• AIM
Scan the entries below. List each line with "year".

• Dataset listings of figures
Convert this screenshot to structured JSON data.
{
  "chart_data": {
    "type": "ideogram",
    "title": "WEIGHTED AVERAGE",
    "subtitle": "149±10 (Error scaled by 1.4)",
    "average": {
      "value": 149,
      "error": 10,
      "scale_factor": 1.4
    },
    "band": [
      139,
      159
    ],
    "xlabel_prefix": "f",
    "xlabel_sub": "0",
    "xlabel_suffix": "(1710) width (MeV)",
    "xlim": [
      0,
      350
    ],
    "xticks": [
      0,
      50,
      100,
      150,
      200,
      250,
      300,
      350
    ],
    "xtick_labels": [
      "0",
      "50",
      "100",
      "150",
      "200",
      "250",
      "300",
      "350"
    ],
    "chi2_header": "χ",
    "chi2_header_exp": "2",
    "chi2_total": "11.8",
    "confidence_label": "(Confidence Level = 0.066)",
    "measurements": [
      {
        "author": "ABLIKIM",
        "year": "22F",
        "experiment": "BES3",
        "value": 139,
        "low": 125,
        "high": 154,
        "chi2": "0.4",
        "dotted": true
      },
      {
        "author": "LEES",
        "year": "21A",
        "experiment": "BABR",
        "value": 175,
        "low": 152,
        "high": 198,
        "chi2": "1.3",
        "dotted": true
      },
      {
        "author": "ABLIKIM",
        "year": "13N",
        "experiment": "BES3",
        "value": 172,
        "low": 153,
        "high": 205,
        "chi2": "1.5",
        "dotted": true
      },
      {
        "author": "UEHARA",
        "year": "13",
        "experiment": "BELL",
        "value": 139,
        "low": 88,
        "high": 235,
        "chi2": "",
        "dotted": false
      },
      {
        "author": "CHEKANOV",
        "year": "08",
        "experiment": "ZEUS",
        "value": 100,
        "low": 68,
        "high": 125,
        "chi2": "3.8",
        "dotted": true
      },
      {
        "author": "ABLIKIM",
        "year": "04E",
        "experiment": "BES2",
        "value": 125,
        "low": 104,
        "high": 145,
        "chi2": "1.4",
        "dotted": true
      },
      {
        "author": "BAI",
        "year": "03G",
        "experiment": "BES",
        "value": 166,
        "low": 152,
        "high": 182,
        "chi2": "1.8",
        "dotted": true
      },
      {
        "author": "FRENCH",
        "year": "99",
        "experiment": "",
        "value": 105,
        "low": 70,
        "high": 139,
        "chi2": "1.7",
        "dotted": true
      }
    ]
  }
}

• WRITTEN SOLUTION
        "year": "22F",
        "year": "21A",
        "year": "13N",
        "year": "13",
        "year": "08",
        "year": "04E",
        "year": "03G",
        "year": "99",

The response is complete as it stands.